- Information provided
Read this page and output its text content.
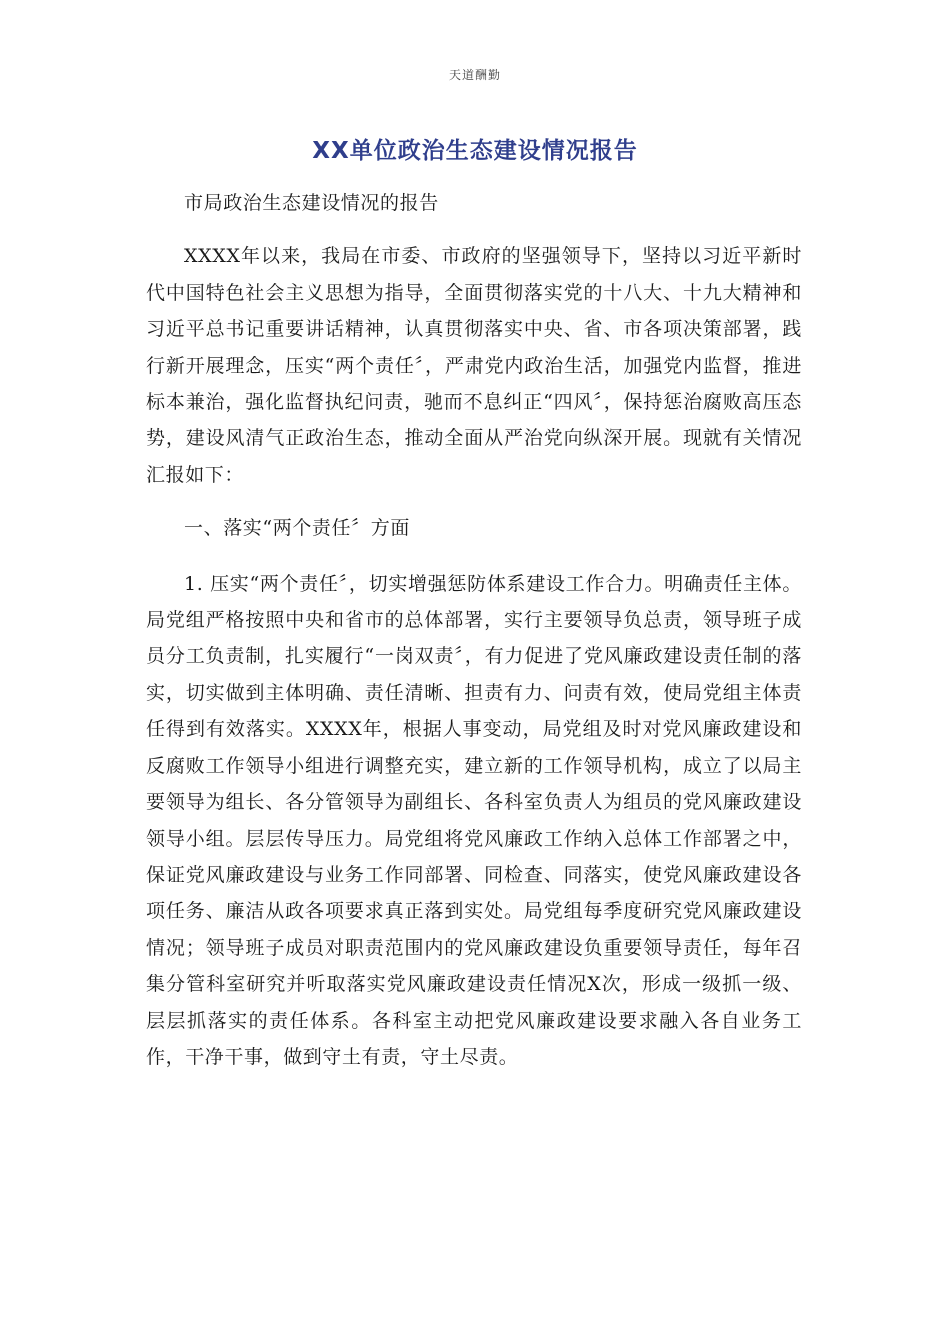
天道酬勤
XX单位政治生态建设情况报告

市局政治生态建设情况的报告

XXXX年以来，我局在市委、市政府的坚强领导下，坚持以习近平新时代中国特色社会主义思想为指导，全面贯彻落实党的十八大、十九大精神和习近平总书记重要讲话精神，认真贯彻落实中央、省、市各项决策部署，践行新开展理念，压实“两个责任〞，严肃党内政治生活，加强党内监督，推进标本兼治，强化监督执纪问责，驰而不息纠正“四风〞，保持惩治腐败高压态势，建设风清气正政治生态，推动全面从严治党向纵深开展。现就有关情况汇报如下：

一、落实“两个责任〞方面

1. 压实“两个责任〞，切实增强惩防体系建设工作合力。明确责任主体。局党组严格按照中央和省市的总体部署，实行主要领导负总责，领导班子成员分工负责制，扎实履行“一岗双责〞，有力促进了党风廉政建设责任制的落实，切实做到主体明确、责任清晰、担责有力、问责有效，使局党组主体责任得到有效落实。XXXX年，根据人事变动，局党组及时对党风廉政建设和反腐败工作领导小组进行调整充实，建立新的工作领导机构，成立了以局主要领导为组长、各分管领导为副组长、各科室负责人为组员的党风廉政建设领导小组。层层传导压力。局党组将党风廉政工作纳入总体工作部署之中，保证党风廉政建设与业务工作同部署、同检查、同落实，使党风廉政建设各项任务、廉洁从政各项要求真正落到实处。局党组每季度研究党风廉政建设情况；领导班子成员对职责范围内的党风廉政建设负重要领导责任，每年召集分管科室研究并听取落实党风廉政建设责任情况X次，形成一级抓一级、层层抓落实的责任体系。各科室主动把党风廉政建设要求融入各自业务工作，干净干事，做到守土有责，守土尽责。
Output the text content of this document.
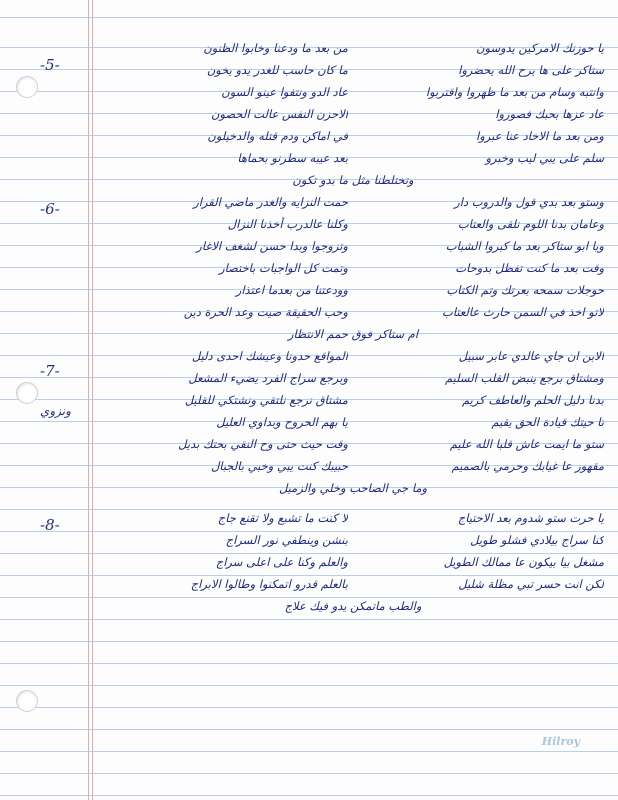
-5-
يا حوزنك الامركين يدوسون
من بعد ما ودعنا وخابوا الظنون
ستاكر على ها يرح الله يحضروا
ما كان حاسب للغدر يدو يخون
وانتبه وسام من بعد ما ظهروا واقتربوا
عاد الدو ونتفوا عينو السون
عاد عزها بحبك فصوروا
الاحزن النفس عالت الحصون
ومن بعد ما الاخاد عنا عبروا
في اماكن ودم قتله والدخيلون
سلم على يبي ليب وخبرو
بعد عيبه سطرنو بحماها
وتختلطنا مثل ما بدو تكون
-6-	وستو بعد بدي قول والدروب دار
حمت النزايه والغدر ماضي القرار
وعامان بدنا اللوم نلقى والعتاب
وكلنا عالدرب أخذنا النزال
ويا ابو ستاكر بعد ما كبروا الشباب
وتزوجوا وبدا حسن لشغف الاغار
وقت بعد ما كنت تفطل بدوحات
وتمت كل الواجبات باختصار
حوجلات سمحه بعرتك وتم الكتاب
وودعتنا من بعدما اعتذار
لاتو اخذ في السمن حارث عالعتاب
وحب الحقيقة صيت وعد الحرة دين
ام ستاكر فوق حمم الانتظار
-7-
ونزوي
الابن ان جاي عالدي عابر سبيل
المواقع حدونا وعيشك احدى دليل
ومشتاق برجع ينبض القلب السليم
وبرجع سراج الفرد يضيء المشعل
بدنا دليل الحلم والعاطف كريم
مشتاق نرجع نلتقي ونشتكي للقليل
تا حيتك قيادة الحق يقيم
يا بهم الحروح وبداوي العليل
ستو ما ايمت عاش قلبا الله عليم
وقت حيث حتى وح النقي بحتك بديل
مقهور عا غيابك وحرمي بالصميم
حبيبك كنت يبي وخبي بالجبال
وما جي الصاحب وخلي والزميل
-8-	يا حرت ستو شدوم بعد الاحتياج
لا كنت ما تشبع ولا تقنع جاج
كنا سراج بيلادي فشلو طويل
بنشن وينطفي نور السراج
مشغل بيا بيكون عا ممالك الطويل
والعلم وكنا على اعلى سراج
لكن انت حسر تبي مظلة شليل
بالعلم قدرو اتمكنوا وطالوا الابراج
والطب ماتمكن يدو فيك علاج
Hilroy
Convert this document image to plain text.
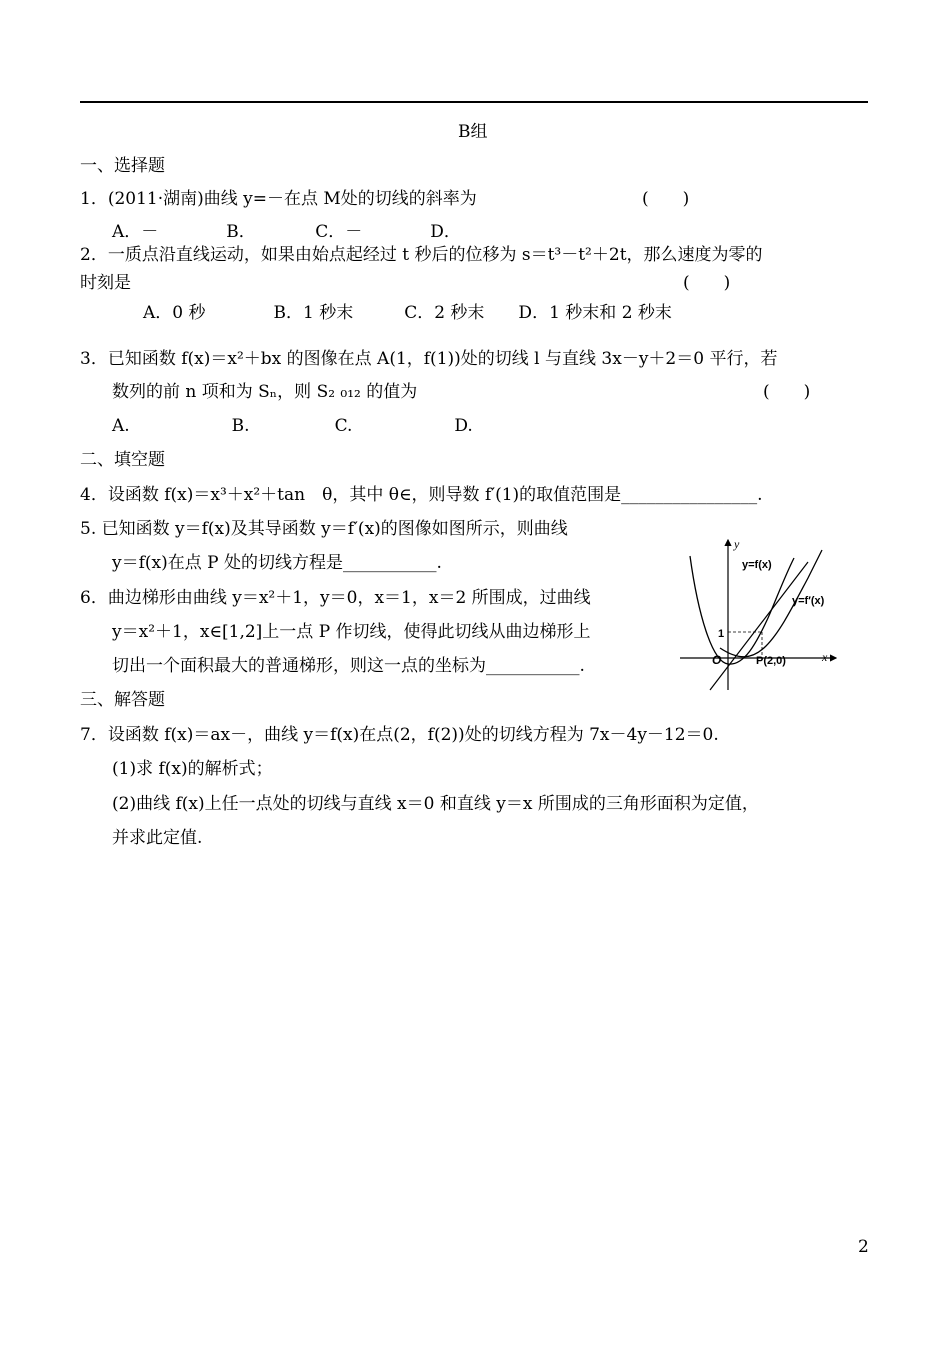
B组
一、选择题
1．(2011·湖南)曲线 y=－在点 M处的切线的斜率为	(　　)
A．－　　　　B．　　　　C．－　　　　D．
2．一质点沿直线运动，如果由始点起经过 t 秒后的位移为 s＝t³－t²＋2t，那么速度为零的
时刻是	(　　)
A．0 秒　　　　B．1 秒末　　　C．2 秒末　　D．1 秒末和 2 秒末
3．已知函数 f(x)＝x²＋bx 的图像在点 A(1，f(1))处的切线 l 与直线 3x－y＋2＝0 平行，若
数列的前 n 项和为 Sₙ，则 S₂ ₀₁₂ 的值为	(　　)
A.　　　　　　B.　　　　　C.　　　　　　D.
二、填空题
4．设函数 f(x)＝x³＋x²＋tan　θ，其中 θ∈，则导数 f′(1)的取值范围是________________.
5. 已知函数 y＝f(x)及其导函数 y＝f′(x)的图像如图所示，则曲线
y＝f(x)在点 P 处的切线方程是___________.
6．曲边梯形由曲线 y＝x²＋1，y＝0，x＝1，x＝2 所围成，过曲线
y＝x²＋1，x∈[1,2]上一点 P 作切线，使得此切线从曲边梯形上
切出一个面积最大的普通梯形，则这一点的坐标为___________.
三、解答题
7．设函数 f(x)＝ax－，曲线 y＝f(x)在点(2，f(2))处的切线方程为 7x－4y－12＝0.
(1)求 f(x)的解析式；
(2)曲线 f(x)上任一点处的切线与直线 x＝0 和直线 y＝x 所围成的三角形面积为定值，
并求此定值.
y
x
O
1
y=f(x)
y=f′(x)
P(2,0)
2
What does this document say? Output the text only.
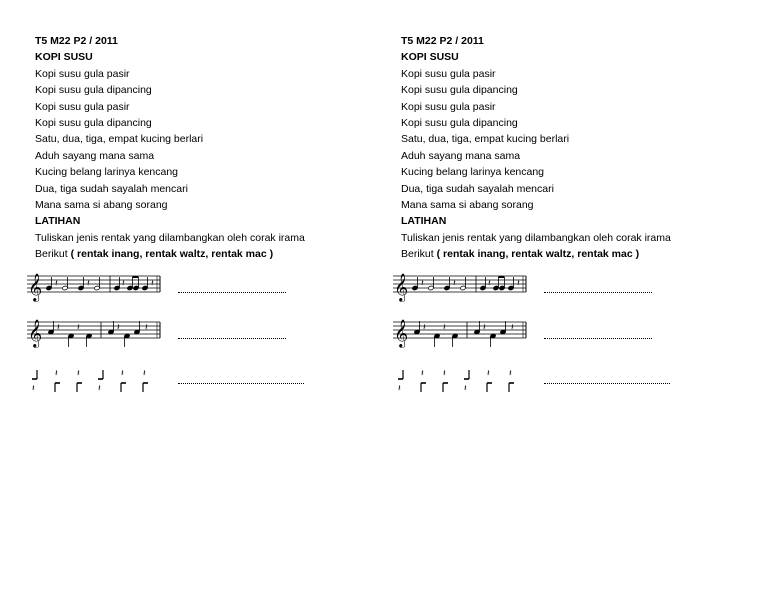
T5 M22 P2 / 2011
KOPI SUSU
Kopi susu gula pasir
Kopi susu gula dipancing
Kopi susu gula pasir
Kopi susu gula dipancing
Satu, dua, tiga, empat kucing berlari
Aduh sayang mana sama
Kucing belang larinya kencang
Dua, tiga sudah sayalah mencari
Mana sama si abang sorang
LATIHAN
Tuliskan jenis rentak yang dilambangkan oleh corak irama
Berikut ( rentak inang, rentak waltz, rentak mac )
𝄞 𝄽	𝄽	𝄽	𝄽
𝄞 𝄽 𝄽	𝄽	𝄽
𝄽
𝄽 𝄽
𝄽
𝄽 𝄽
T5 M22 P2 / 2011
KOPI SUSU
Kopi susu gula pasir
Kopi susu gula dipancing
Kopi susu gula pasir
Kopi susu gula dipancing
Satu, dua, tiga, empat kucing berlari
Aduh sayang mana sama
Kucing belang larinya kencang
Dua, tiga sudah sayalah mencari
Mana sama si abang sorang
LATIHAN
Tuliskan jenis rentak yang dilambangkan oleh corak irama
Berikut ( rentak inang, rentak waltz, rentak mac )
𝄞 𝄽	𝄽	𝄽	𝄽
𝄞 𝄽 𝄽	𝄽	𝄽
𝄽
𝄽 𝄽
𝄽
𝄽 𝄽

- Stated exercise
Transcribe every line in the entries above, taking out only the images.

- Full solution
Read this page and output its text content.
天道酬勤
XX单位政治生态建设情况报告

市局政治生态建设情况的报告

XXXX年以来，我局在市委、市政府的坚强领导下，坚持以习近平新时代中国特色社会主义思想为指导，全面贯彻落实党的十八大、十九大精神和习近平总书记重要讲话精神，认真贯彻落实中央、省、市各项决策部署，践行新开展理念，压实“两个责任〞，严肃党内政治生活，加强党内监督，推进标本兼治，强化监督执纪问责，驰而不息纠正“四风〞，保持惩治腐败高压态势，建设风清气正政治生态，推动全面从严治党向纵深开展。现就有关情况汇报如下：

一、落实“两个责任〞方面

1. 压实“两个责任〞，切实增强惩防体系建设工作合力。明确责任主体。局党组严格按照中央和省市的总体部署，实行主要领导负总责，领导班子成员分工负责制，扎实履行“一岗双责〞，有力促进了党风廉政建设责任制的落实，切实做到主体明确、责任清晰、担责有力、问责有效，使局党组主体责任得到有效落实。XXXX年，根据人事变动，局党组及时对党风廉政建设和反腐败工作领导小组进行调整充实，建立新的工作领导机构，成立了以局主要领导为组长、各分管领导为副组长、各科室负责人为组员的党风廉政建设领导小组。层层传导压力。局党组将党风廉政工作纳入总体工作部署之中，保证党风廉政建设与业务工作同部署、同检查、同落实，使党风廉政建设各项任务、廉洁从政各项要求真正落到实处。局党组每季度研究党风廉政建设情况；领导班子成员对职责范围内的党风廉政建设负重要领导责任，每年召集分管科室研究并听取落实党风廉政建设责任情况X次，形成一级抓一级、层层抓落实的责任体系。各科室主动把党风廉政建设要求融入各自业务工作，干净干事，做到守土有责，守土尽责。
Output the text content of this document.
-5-
يا حوزنك الامركين يدوسون
من بعد ما ودعنا وخابوا الظنون
ستاكر على ها يرح الله يحضروا
ما كان حاسب للغدر يدو يخون
وانتبه وسام من بعد ما ظهروا واقتربوا
عاد الدو ونتفوا عينو السون
عاد عزها بحبك فصوروا
الاحزن النفس عالت الحصون
ومن بعد ما الاخاد عنا عبروا
في اماكن ودم قتله والدخيلون
سلم على يبي ليب وخبرو
بعد عيبه سطرنو بحماها
وتختلطنا مثل ما بدو تكون
-6-	وستو بعد بدي قول والدروب دار
حمت النزايه والغدر ماضي القرار
وعامان بدنا اللوم نلقى والعتاب
وكلنا عالدرب أخذنا النزال
ويا ابو ستاكر بعد ما كبروا الشباب
وتزوجوا وبدا حسن لشغف الاغار
وقت بعد ما كنت تفطل بدوحات
وتمت كل الواجبات باختصار
حوجلات سمحه بعرتك وتم الكتاب
وودعتنا من بعدما اعتذار
لاتو اخذ في السمن حارث عالعتاب
وحب الحقيقة صيت وعد الحرة دين
ام ستاكر فوق حمم الانتظار
-7-
ونزوي
الابن ان جاي عالدي عابر سبيل
المواقع حدونا وعيشك احدى دليل
ومشتاق برجع ينبض القلب السليم
وبرجع سراج الفرد يضيء المشعل
بدنا دليل الحلم والعاطف كريم
مشتاق نرجع نلتقي ونشتكي للقليل
تا حيتك قيادة الحق يقيم
يا بهم الحروح وبداوي العليل
ستو ما ايمت عاش قلبا الله عليم
وقت حيث حتى وح النقي بحتك بديل
مقهور عا غيابك وحرمي بالصميم
حبيبك كنت يبي وخبي بالجبال
وما جي الصاحب وخلي والزميل
-8-	يا حرت ستو شدوم بعد الاحتياج
لا كنت ما تشبع ولا تقنع جاج
كنا سراج بيلادي فشلو طويل
بنشن وينطفي نور السراج
مشغل بيا بيكون عا ممالك الطويل
والعلم وكنا على اعلى سراج
لكن انت حسر تبي مظلة شليل
بالعلم قدرو اتمكنوا وطالوا الابراج
والطب ماتمكن يدو فيك علاج
Hilroy
Convert this document image to plain text.
B组
一、选择题
1．(2011·湖南)曲线 y=－在点 M处的切线的斜率为	(　　)
A．－　　　　B．　　　　C．－　　　　D．
2．一质点沿直线运动，如果由始点起经过 t 秒后的位移为 s＝t³－t²＋2t，那么速度为零的
时刻是	(　　)
A．0 秒　　　　B．1 秒末　　　C．2 秒末　　D．1 秒末和 2 秒末
3．已知函数 f(x)＝x²＋bx 的图像在点 A(1，f(1))处的切线 l 与直线 3x－y＋2＝0 平行，若
数列的前 n 项和为 Sₙ，则 S₂ ₀₁₂ 的值为	(　　)
A.　　　　　　B.　　　　　C.　　　　　　D.
二、填空题
4．设函数 f(x)＝x³＋x²＋tan　θ，其中 θ∈，则导数 f′(1)的取值范围是________________.
5. 已知函数 y＝f(x)及其导函数 y＝f′(x)的图像如图所示，则曲线
y＝f(x)在点 P 处的切线方程是___________.
6．曲边梯形由曲线 y＝x²＋1，y＝0，x＝1，x＝2 所围成，过曲线
y＝x²＋1，x∈[1,2]上一点 P 作切线，使得此切线从曲边梯形上
切出一个面积最大的普通梯形，则这一点的坐标为___________.
三、解答题
7．设函数 f(x)＝ax－，曲线 y＝f(x)在点(2，f(2))处的切线方程为 7x－4y－12＝0.
(1)求 f(x)的解析式；
(2)曲线 f(x)上任一点处的切线与直线 x＝0 和直线 y＝x 所围成的三角形面积为定值，
并求此定值.
y
x
O
1
y=f(x)
y=f′(x)
P(2,0)
2
What does this document say? Output the text only.
T5 M22 P2 / 2011
KOPI SUSU
Kopi susu gula pasir
Kopi susu gula dipancing
Kopi susu gula pasir
Kopi susu gula dipancing
Satu, dua, tiga, empat kucing berlari
Aduh sayang mana sama
Kucing belang larinya kencang
Dua, tiga sudah sayalah mencari
Mana sama si abang sorang
LATIHAN
Tuliskan jenis rentak yang dilambangkan oleh corak irama
Berikut ( rentak inang, rentak waltz, rentak mac )
𝄞 𝄽	𝄽	𝄽	𝄽
𝄞 𝄽 𝄽	𝄽	𝄽
𝄽
𝄽 𝄽
𝄽
𝄽 𝄽
T5 M22 P2 / 2011
KOPI SUSU
Kopi susu gula pasir
Kopi susu gula dipancing
Kopi susu gula pasir
Kopi susu gula dipancing
Satu, dua, tiga, empat kucing berlari
Aduh sayang mana sama
Kucing belang larinya kencang
Dua, tiga sudah sayalah mencari
Mana sama si abang sorang
LATIHAN
Tuliskan jenis rentak yang dilambangkan oleh corak irama
Berikut ( rentak inang, rentak waltz, rentak mac )
𝄞 𝄽	𝄽	𝄽	𝄽
𝄞 𝄽 𝄽	𝄽	𝄽
𝄽
𝄽 𝄽
𝄽
𝄽 𝄽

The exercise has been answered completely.